(Region annotation records)
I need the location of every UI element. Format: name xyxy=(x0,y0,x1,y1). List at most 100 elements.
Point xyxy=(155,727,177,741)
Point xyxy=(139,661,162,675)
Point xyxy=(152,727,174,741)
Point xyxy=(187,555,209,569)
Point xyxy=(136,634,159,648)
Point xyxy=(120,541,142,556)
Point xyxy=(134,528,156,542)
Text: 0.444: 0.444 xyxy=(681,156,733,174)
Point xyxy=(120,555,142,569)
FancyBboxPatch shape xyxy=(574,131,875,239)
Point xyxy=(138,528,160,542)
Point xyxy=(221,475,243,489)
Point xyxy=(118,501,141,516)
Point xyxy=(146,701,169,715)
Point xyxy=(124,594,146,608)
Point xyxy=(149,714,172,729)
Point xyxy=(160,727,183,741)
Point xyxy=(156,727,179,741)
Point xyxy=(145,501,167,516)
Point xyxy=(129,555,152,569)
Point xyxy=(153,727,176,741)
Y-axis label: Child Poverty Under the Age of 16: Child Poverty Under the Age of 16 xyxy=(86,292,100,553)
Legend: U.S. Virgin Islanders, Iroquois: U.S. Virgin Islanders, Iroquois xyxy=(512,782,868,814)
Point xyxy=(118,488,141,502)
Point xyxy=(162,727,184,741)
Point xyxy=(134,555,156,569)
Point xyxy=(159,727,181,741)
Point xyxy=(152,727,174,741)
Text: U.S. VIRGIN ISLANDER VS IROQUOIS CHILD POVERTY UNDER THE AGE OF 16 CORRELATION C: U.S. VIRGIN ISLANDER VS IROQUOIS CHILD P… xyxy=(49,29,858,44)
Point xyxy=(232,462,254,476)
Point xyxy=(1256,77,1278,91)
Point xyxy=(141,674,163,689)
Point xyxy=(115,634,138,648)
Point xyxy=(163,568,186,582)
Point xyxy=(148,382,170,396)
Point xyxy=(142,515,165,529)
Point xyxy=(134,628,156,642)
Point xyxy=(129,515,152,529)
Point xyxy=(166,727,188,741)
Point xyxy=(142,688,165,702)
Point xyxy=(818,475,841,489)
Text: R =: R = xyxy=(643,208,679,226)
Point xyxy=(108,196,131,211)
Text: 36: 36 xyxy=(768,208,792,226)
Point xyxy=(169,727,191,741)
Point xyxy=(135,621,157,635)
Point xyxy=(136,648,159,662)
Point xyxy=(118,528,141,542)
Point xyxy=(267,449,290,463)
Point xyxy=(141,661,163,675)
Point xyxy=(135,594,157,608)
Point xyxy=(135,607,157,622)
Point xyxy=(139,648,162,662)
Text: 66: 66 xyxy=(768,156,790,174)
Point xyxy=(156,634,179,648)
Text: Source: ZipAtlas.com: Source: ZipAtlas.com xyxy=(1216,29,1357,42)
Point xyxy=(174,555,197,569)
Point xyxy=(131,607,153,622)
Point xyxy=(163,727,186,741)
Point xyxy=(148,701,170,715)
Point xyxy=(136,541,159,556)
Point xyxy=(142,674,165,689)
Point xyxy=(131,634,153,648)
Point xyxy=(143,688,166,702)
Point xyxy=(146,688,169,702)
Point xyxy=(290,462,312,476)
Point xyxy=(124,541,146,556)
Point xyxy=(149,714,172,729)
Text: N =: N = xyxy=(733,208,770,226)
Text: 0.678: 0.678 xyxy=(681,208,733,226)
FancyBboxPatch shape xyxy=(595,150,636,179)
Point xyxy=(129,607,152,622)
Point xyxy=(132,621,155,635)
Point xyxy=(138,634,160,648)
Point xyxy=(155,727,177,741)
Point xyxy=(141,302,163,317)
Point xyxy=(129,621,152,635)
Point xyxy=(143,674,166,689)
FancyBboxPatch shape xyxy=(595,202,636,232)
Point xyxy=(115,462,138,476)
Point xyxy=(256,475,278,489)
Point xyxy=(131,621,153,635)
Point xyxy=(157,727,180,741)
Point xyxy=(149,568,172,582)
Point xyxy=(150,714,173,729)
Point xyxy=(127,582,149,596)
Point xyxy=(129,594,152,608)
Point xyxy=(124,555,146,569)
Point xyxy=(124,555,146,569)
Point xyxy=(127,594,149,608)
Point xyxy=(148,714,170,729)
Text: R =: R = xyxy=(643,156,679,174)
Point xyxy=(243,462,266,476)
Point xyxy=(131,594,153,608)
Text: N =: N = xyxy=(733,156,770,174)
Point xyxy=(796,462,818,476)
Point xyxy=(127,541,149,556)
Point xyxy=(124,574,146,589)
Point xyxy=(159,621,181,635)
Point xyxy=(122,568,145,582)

STATED EXERCISE.
Please retype every line of the records above without changing anything.

THE SOLUTION.
I need the location of every UI element. Format: name xyxy=(x0,y0,x1,y1). List at most 100 elements.
Point xyxy=(155,727,177,741)
Point xyxy=(139,661,162,675)
Point xyxy=(152,727,174,741)
Point xyxy=(187,555,209,569)
Point xyxy=(136,634,159,648)
Point xyxy=(120,541,142,556)
Point xyxy=(134,528,156,542)
Text: 0.444: 0.444 xyxy=(681,156,733,174)
Point xyxy=(120,555,142,569)
FancyBboxPatch shape xyxy=(574,131,875,239)
Point xyxy=(138,528,160,542)
Point xyxy=(221,475,243,489)
Point xyxy=(118,501,141,516)
Point xyxy=(146,701,169,715)
Point xyxy=(124,594,146,608)
Point xyxy=(149,714,172,729)
Point xyxy=(160,727,183,741)
Point xyxy=(156,727,179,741)
Point xyxy=(145,501,167,516)
Point xyxy=(129,555,152,569)
Point xyxy=(153,727,176,741)
Y-axis label: Child Poverty Under the Age of 16: Child Poverty Under the Age of 16 xyxy=(86,292,100,553)
Legend: U.S. Virgin Islanders, Iroquois: U.S. Virgin Islanders, Iroquois xyxy=(512,782,868,814)
Point xyxy=(118,488,141,502)
Point xyxy=(162,727,184,741)
Point xyxy=(134,555,156,569)
Point xyxy=(159,727,181,741)
Point xyxy=(152,727,174,741)
Text: U.S. VIRGIN ISLANDER VS IROQUOIS CHILD POVERTY UNDER THE AGE OF 16 CORRELATION C: U.S. VIRGIN ISLANDER VS IROQUOIS CHILD P… xyxy=(49,29,858,44)
Point xyxy=(232,462,254,476)
Point xyxy=(1256,77,1278,91)
Point xyxy=(141,674,163,689)
Point xyxy=(115,634,138,648)
Point xyxy=(163,568,186,582)
Point xyxy=(148,382,170,396)
Point xyxy=(142,515,165,529)
Point xyxy=(134,628,156,642)
Point xyxy=(129,515,152,529)
Point xyxy=(166,727,188,741)
Point xyxy=(142,688,165,702)
Point xyxy=(818,475,841,489)
Text: R =: R = xyxy=(643,208,679,226)
Point xyxy=(108,196,131,211)
Text: 36: 36 xyxy=(768,208,792,226)
Point xyxy=(169,727,191,741)
Point xyxy=(135,621,157,635)
Point xyxy=(136,648,159,662)
Point xyxy=(118,528,141,542)
Point xyxy=(267,449,290,463)
Point xyxy=(141,661,163,675)
Point xyxy=(135,594,157,608)
Point xyxy=(135,607,157,622)
Point xyxy=(139,648,162,662)
Text: 66: 66 xyxy=(768,156,790,174)
Point xyxy=(156,634,179,648)
Text: Source: ZipAtlas.com: Source: ZipAtlas.com xyxy=(1216,29,1357,42)
Point xyxy=(174,555,197,569)
Point xyxy=(131,607,153,622)
Point xyxy=(163,727,186,741)
Point xyxy=(148,701,170,715)
Point xyxy=(136,541,159,556)
Point xyxy=(142,674,165,689)
Point xyxy=(131,634,153,648)
Point xyxy=(143,688,166,702)
Point xyxy=(146,688,169,702)
Point xyxy=(290,462,312,476)
Point xyxy=(124,541,146,556)
Point xyxy=(149,714,172,729)
Text: N =: N = xyxy=(733,208,770,226)
Text: 0.678: 0.678 xyxy=(681,208,733,226)
FancyBboxPatch shape xyxy=(595,150,636,179)
Point xyxy=(129,607,152,622)
Point xyxy=(132,621,155,635)
Point xyxy=(138,634,160,648)
Point xyxy=(155,727,177,741)
Point xyxy=(141,302,163,317)
Point xyxy=(129,621,152,635)
Point xyxy=(143,674,166,689)
FancyBboxPatch shape xyxy=(595,202,636,232)
Point xyxy=(115,462,138,476)
Point xyxy=(256,475,278,489)
Point xyxy=(131,621,153,635)
Point xyxy=(157,727,180,741)
Point xyxy=(149,568,172,582)
Point xyxy=(150,714,173,729)
Point xyxy=(127,582,149,596)
Point xyxy=(129,594,152,608)
Point xyxy=(124,555,146,569)
Point xyxy=(124,555,146,569)
Point xyxy=(127,594,149,608)
Point xyxy=(148,714,170,729)
Text: R =: R = xyxy=(643,156,679,174)
Point xyxy=(243,462,266,476)
Point xyxy=(131,594,153,608)
Text: N =: N = xyxy=(733,156,770,174)
Point xyxy=(796,462,818,476)
Point xyxy=(127,541,149,556)
Point xyxy=(124,574,146,589)
Point xyxy=(159,621,181,635)
Point xyxy=(122,568,145,582)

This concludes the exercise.